Source records:

<<<<

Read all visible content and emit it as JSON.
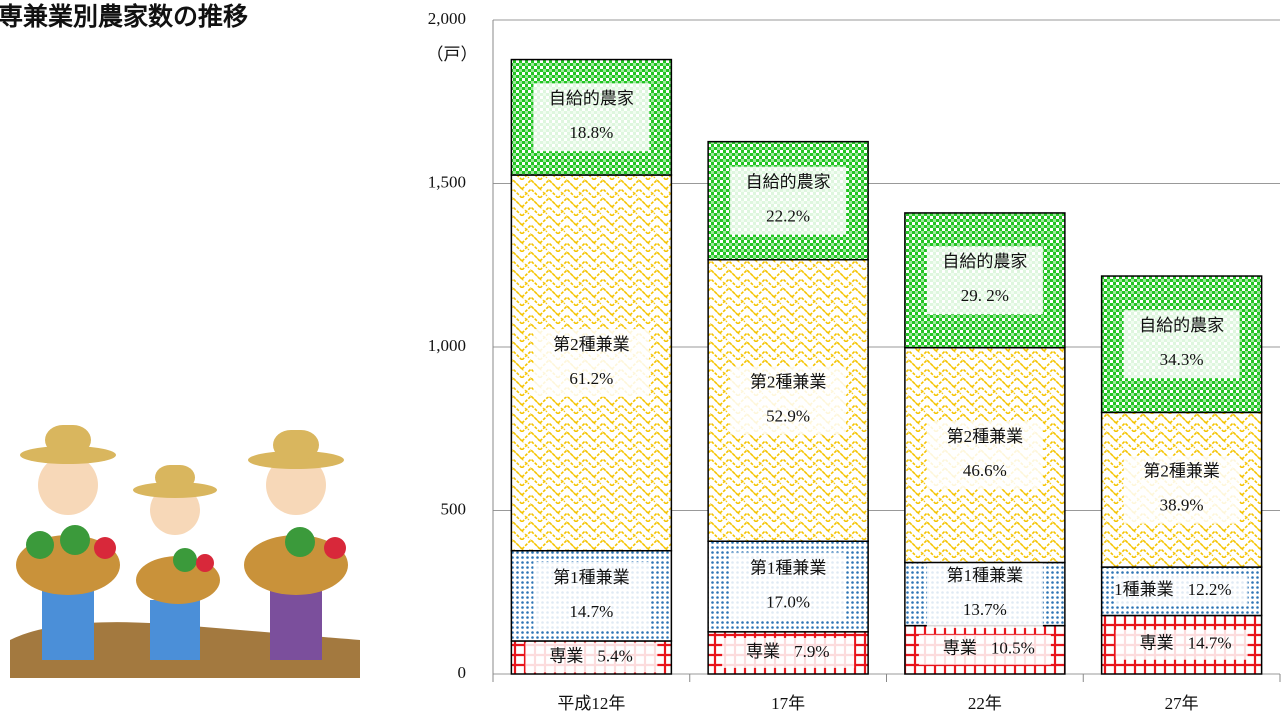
{
  "chart_data": {
    "type": "stacked_bar",
    "title": "専兼業別農家数の推移",
    "y_unit": "（戸）",
    "categories": [
      "平成12年",
      "17年",
      "22年",
      "27年"
    ],
    "ylim": [
      0,
      2000
    ],
    "yticks": [
      0,
      500,
      {
        "value": 1000,
        "label": "1,000"
      },
      {
        "value": 1500,
        "label": "1,500"
      },
      {
        "value": 2000,
        "label": "2,000"
      }
    ],
    "grid": true,
    "series": [
      {
        "color": "#e8141b",
        "labels": [
          "専業",
          "専業",
          "専業",
          "専業"
        ],
        "values": [
          101,
          129,
          148,
          179
        ],
        "share_labels": [
          "5.4%",
          "7.9%",
          "10.5%",
          "14.7%"
        ]
      },
      {
        "color": "#2e75b6",
        "labels": [
          "第1種兼業",
          "第1種兼業",
          "第1種兼業",
          "1種兼業"
        ],
        "values": [
          276,
          277,
          193,
          148
        ],
        "share_labels": [
          "14.7%",
          "17.0%",
          "13.7%",
          "12.2%"
        ]
      },
      {
        "color": "#f5c400",
        "labels": [
          "第2種兼業",
          "第2種兼業",
          "第2種兼業",
          "第2種兼業"
        ],
        "values": [
          1149,
          861,
          657,
          473
        ],
        "share_labels": [
          "61.2%",
          "52.9%",
          "46.6%",
          "38.9%"
        ]
      },
      {
        "color": "#22c422",
        "labels": [
          "自給的農家",
          "自給的農家",
          "自給的農家",
          "自給的農家"
        ],
        "values": [
          353,
          361,
          412,
          417
        ],
        "share_labels": [
          "18.8%",
          "22.2%",
          "29. 2%",
          "34.3%"
        ]
      }
    ]
  }
}
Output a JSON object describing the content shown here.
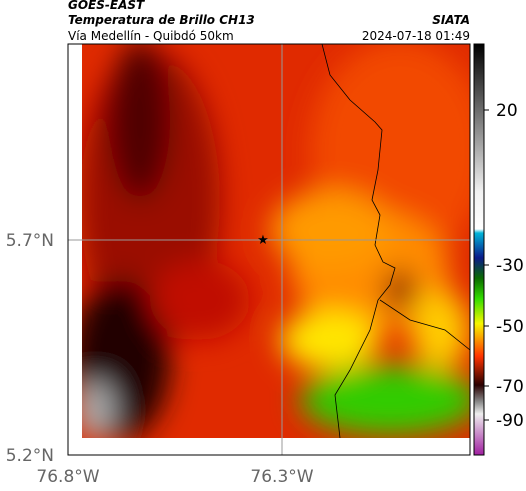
{
  "header": {
    "source": "GOES-EAST",
    "title": "Temperatura de Brillo CH13",
    "organization": "SIATA",
    "subtitle": "Vía Medellín - Quibdó 50km",
    "timestamp": "2024-07-18 01:49"
  },
  "map": {
    "lat_labels": [
      "5.7°N",
      "5.2°N"
    ],
    "lon_labels": [
      "76.8°W",
      "76.3°W"
    ]
  },
  "colorbar": {
    "labels": [
      "20",
      "-30",
      "-50",
      "-70",
      "-90"
    ]
  }
}
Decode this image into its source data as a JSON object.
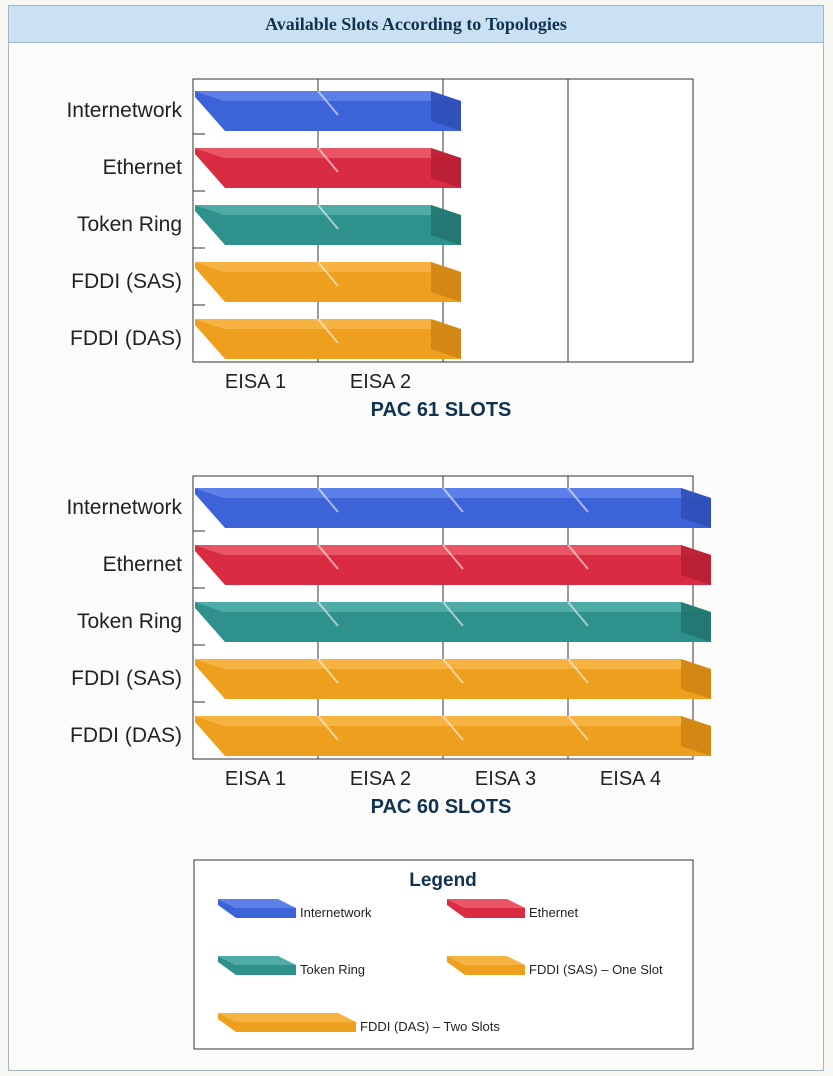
{
  "header": {
    "title": "Available Slots According to Topologies"
  },
  "colors": {
    "internetwork": {
      "top": "#5b80e8",
      "face": "#3d63d8",
      "side": "#2f4fb8"
    },
    "ethernet": {
      "top": "#ea5566",
      "face": "#d92c43",
      "side": "#b81f35"
    },
    "token_ring": {
      "top": "#4eaba5",
      "face": "#2f918b",
      "side": "#237570"
    },
    "fddi": {
      "top": "#f6b341",
      "face": "#ee9f1e",
      "side": "#d08413"
    }
  },
  "chart_data": [
    {
      "type": "diagram",
      "caption": "PAC 61 SLOTS",
      "slots": [
        "EISA 1",
        "EISA 2",
        "",
        ""
      ],
      "rows": [
        {
          "label": "Internetwork",
          "color": "internetwork",
          "occupied": 2
        },
        {
          "label": "Ethernet",
          "color": "ethernet",
          "occupied": 2
        },
        {
          "label": "Token Ring",
          "color": "token_ring",
          "occupied": 2
        },
        {
          "label": "FDDI (SAS)",
          "color": "fddi",
          "occupied": 2
        },
        {
          "label": "FDDI (DAS)",
          "color": "fddi",
          "occupied": 2
        }
      ]
    },
    {
      "type": "diagram",
      "caption": "PAC 60 SLOTS",
      "slots": [
        "EISA 1",
        "EISA 2",
        "EISA 3",
        "EISA 4"
      ],
      "rows": [
        {
          "label": "Internetwork",
          "color": "internetwork",
          "occupied": 4
        },
        {
          "label": "Ethernet",
          "color": "ethernet",
          "occupied": 4
        },
        {
          "label": "Token Ring",
          "color": "token_ring",
          "occupied": 4
        },
        {
          "label": "FDDI (SAS)",
          "color": "fddi",
          "occupied": 4
        },
        {
          "label": "FDDI (DAS)",
          "color": "fddi",
          "occupied": 4
        }
      ]
    }
  ],
  "legend": {
    "title": "Legend",
    "items": [
      {
        "label": "Internetwork",
        "color": "internetwork"
      },
      {
        "label": "Ethernet",
        "color": "ethernet"
      },
      {
        "label": "Token Ring",
        "color": "token_ring"
      },
      {
        "label": "FDDI (SAS) – One Slot",
        "color": "fddi"
      },
      {
        "label": "FDDI (DAS) – Two Slots",
        "color": "fddi"
      }
    ]
  }
}
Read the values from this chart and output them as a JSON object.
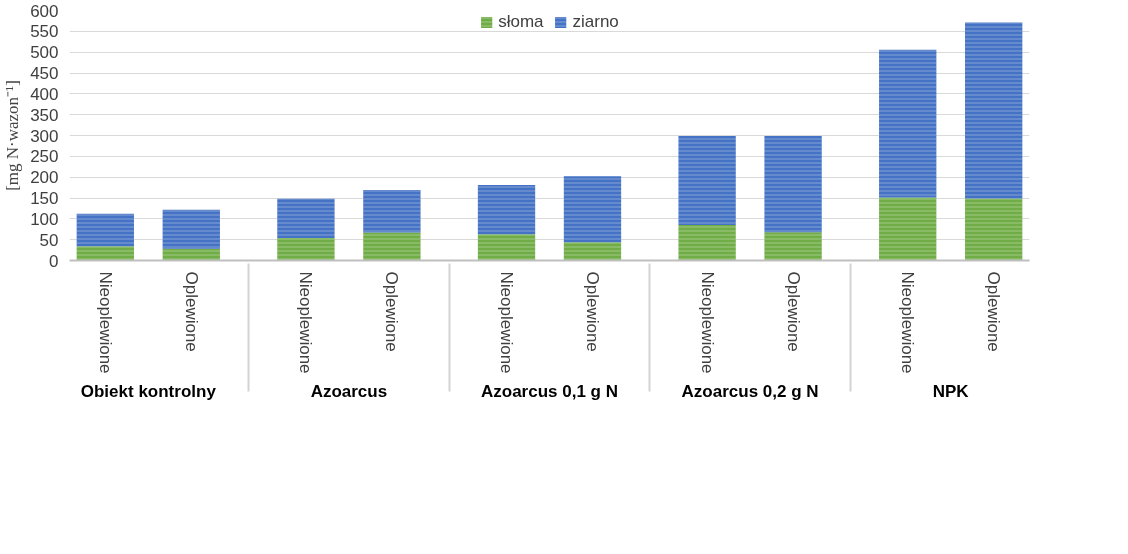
{
  "chart_data": {
    "type": "bar",
    "stacked": true,
    "ylabel": "[mg N·wazon⁻¹]",
    "categories": [
      "Nieoplewione",
      "Oplewione",
      "Nieoplewione",
      "Oplewione",
      "Nieoplewione",
      "Oplewione",
      "Nieoplewione",
      "Oplewione",
      "Nieoplewione",
      "Oplewione"
    ],
    "annotations": [
      "Obiekt kontrolny",
      "Azoarcus",
      "Azoarcus 0,1 g N",
      "Azoarcus 0,2 g N",
      "NPK"
    ],
    "series": [
      {
        "name": "słoma",
        "color": "#70ad47",
        "values": [
          34,
          28,
          54,
          67,
          63,
          44,
          85,
          68,
          151,
          149
        ]
      },
      {
        "name": "ziarno",
        "color": "#4472c4",
        "values": [
          78,
          94,
          94,
          102,
          118,
          158,
          214,
          231,
          355,
          422
        ]
      }
    ],
    "ylim": [
      0,
      600
    ],
    "yticks": [
      0,
      50,
      100,
      150,
      200,
      250,
      300,
      350,
      400,
      450,
      500,
      550,
      600
    ],
    "grid": "y",
    "legend": "top"
  }
}
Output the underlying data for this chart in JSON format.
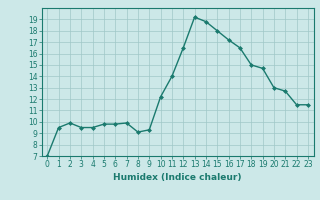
{
  "x": [
    0,
    1,
    2,
    3,
    4,
    5,
    6,
    7,
    8,
    9,
    10,
    11,
    12,
    13,
    14,
    15,
    16,
    17,
    18,
    19,
    20,
    21,
    22,
    23
  ],
  "y": [
    7.0,
    9.5,
    9.9,
    9.5,
    9.5,
    9.8,
    9.8,
    9.9,
    9.1,
    9.3,
    12.2,
    14.0,
    16.5,
    19.2,
    18.8,
    18.0,
    17.2,
    16.5,
    15.0,
    14.7,
    13.0,
    12.7,
    11.5,
    11.5
  ],
  "line_color": "#1a7a6e",
  "marker": "D",
  "markersize": 2.0,
  "linewidth": 1.0,
  "bg_color": "#cce8e8",
  "grid_color": "#a0c8c8",
  "xlabel": "Humidex (Indice chaleur)",
  "ylim": [
    7,
    20
  ],
  "xlim": [
    -0.5,
    23.5
  ],
  "yticks": [
    7,
    8,
    9,
    10,
    11,
    12,
    13,
    14,
    15,
    16,
    17,
    18,
    19
  ],
  "xticks": [
    0,
    1,
    2,
    3,
    4,
    5,
    6,
    7,
    8,
    9,
    10,
    11,
    12,
    13,
    14,
    15,
    16,
    17,
    18,
    19,
    20,
    21,
    22,
    23
  ],
  "tick_color": "#1a7a6e",
  "label_color": "#1a7a6e",
  "label_fontsize": 6.5,
  "tick_fontsize": 5.5
}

>>>>

Problem -> Without including any pictures, print each record exactly.

Result of the exercise ->
Read all visible content and emit it as JSON.
{
  "chart_data": {
    "type": "stacked_bar",
    "title": "専兼業別農家数の推移",
    "y_unit": "（戸）",
    "categories": [
      "平成12年",
      "17年",
      "22年",
      "27年"
    ],
    "ylim": [
      0,
      2000
    ],
    "yticks": [
      0,
      500,
      {
        "value": 1000,
        "label": "1,000"
      },
      {
        "value": 1500,
        "label": "1,500"
      },
      {
        "value": 2000,
        "label": "2,000"
      }
    ],
    "grid": true,
    "series": [
      {
        "color": "#e8141b",
        "labels": [
          "専業",
          "専業",
          "専業",
          "専業"
        ],
        "values": [
          101,
          129,
          148,
          179
        ],
        "share_labels": [
          "5.4%",
          "7.9%",
          "10.5%",
          "14.7%"
        ]
      },
      {
        "color": "#2e75b6",
        "labels": [
          "第1種兼業",
          "第1種兼業",
          "第1種兼業",
          "1種兼業"
        ],
        "values": [
          276,
          277,
          193,
          148
        ],
        "share_labels": [
          "14.7%",
          "17.0%",
          "13.7%",
          "12.2%"
        ]
      },
      {
        "color": "#f5c400",
        "labels": [
          "第2種兼業",
          "第2種兼業",
          "第2種兼業",
          "第2種兼業"
        ],
        "values": [
          1149,
          861,
          657,
          473
        ],
        "share_labels": [
          "61.2%",
          "52.9%",
          "46.6%",
          "38.9%"
        ]
      },
      {
        "color": "#22c422",
        "labels": [
          "自給的農家",
          "自給的農家",
          "自給的農家",
          "自給的農家"
        ],
        "values": [
          353,
          361,
          412,
          417
        ],
        "share_labels": [
          "18.8%",
          "22.2%",
          "29. 2%",
          "34.3%"
        ]
      }
    ]
  }
}
Output a JSON object describing the content shown here.
{
  "header": {
    "source": "GOES-EAST",
    "title": "Temperatura de Brillo CH13",
    "organization": "SIATA",
    "subtitle": "Vía Medellín - Quibdó 50km",
    "timestamp": "2024-07-18 01:49"
  },
  "map": {
    "lat_labels": [
      "5.7°N",
      "5.2°N"
    ],
    "lon_labels": [
      "76.8°W",
      "76.3°W"
    ]
  },
  "colorbar": {
    "labels": [
      "20",
      "-30",
      "-50",
      "-70",
      "-90"
    ]
  }
}
Decode this image into its source data as a JSON object.
{
  "header": {
    "title": "Available Slots According to Topologies"
  },
  "colors": {
    "internetwork": {
      "top": "#5b80e8",
      "face": "#3d63d8",
      "side": "#2f4fb8"
    },
    "ethernet": {
      "top": "#ea5566",
      "face": "#d92c43",
      "side": "#b81f35"
    },
    "token_ring": {
      "top": "#4eaba5",
      "face": "#2f918b",
      "side": "#237570"
    },
    "fddi": {
      "top": "#f6b341",
      "face": "#ee9f1e",
      "side": "#d08413"
    }
  },
  "chart_data": [
    {
      "type": "diagram",
      "caption": "PAC 61 SLOTS",
      "slots": [
        "EISA 1",
        "EISA 2",
        "",
        ""
      ],
      "rows": [
        {
          "label": "Internetwork",
          "color": "internetwork",
          "occupied": 2
        },
        {
          "label": "Ethernet",
          "color": "ethernet",
          "occupied": 2
        },
        {
          "label": "Token Ring",
          "color": "token_ring",
          "occupied": 2
        },
        {
          "label": "FDDI (SAS)",
          "color": "fddi",
          "occupied": 2
        },
        {
          "label": "FDDI (DAS)",
          "color": "fddi",
          "occupied": 2
        }
      ]
    },
    {
      "type": "diagram",
      "caption": "PAC 60 SLOTS",
      "slots": [
        "EISA 1",
        "EISA 2",
        "EISA 3",
        "EISA 4"
      ],
      "rows": [
        {
          "label": "Internetwork",
          "color": "internetwork",
          "occupied": 4
        },
        {
          "label": "Ethernet",
          "color": "ethernet",
          "occupied": 4
        },
        {
          "label": "Token Ring",
          "color": "token_ring",
          "occupied": 4
        },
        {
          "label": "FDDI (SAS)",
          "color": "fddi",
          "occupied": 4
        },
        {
          "label": "FDDI (DAS)",
          "color": "fddi",
          "occupied": 4
        }
      ]
    }
  ],
  "legend": {
    "title": "Legend",
    "items": [
      {
        "label": "Internetwork",
        "color": "internetwork"
      },
      {
        "label": "Ethernet",
        "color": "ethernet"
      },
      {
        "label": "Token Ring",
        "color": "token_ring"
      },
      {
        "label": "FDDI (SAS) – One Slot",
        "color": "fddi"
      },
      {
        "label": "FDDI (DAS) – Two Slots",
        "color": "fddi"
      }
    ]
  }
}
Read the values from this chart and output them as a JSON object.
{
  "chart_data": {
    "type": "bar",
    "stacked": true,
    "ylabel": "[mg N·wazon⁻¹]",
    "categories": [
      "Nieoplewione",
      "Oplewione",
      "Nieoplewione",
      "Oplewione",
      "Nieoplewione",
      "Oplewione",
      "Nieoplewione",
      "Oplewione",
      "Nieoplewione",
      "Oplewione"
    ],
    "annotations": [
      "Obiekt kontrolny",
      "Azoarcus",
      "Azoarcus 0,1 g N",
      "Azoarcus 0,2 g N",
      "NPK"
    ],
    "series": [
      {
        "name": "słoma",
        "color": "#70ad47",
        "values": [
          34,
          28,
          54,
          67,
          63,
          44,
          85,
          68,
          151,
          149
        ]
      },
      {
        "name": "ziarno",
        "color": "#4472c4",
        "values": [
          78,
          94,
          94,
          102,
          118,
          158,
          214,
          231,
          355,
          422
        ]
      }
    ],
    "ylim": [
      0,
      600
    ],
    "yticks": [
      0,
      50,
      100,
      150,
      200,
      250,
      300,
      350,
      400,
      450,
      500,
      550,
      600
    ],
    "grid": "y",
    "legend": "top"
  }
}
Output the underlying data for this chart in JSON format.
{
  "x": [
    0,
    1,
    2,
    3,
    4,
    5,
    6,
    7,
    8,
    9,
    10,
    11,
    12,
    13,
    14,
    15,
    16,
    17,
    18,
    19,
    20,
    21,
    22,
    23
  ],
  "y": [
    7.0,
    9.5,
    9.9,
    9.5,
    9.5,
    9.8,
    9.8,
    9.9,
    9.1,
    9.3,
    12.2,
    14.0,
    16.5,
    19.2,
    18.8,
    18.0,
    17.2,
    16.5,
    15.0,
    14.7,
    13.0,
    12.7,
    11.5,
    11.5
  ],
  "line_color": "#1a7a6e",
  "marker": "D",
  "markersize": 2.0,
  "linewidth": 1.0,
  "bg_color": "#cce8e8",
  "grid_color": "#a0c8c8",
  "xlabel": "Humidex (Indice chaleur)",
  "ylim": [
    7,
    20
  ],
  "xlim": [
    -0.5,
    23.5
  ],
  "yticks": [
    7,
    8,
    9,
    10,
    11,
    12,
    13,
    14,
    15,
    16,
    17,
    18,
    19
  ],
  "xticks": [
    0,
    1,
    2,
    3,
    4,
    5,
    6,
    7,
    8,
    9,
    10,
    11,
    12,
    13,
    14,
    15,
    16,
    17,
    18,
    19,
    20,
    21,
    22,
    23
  ],
  "tick_color": "#1a7a6e",
  "label_color": "#1a7a6e",
  "label_fontsize": 6.5,
  "tick_fontsize": 5.5
}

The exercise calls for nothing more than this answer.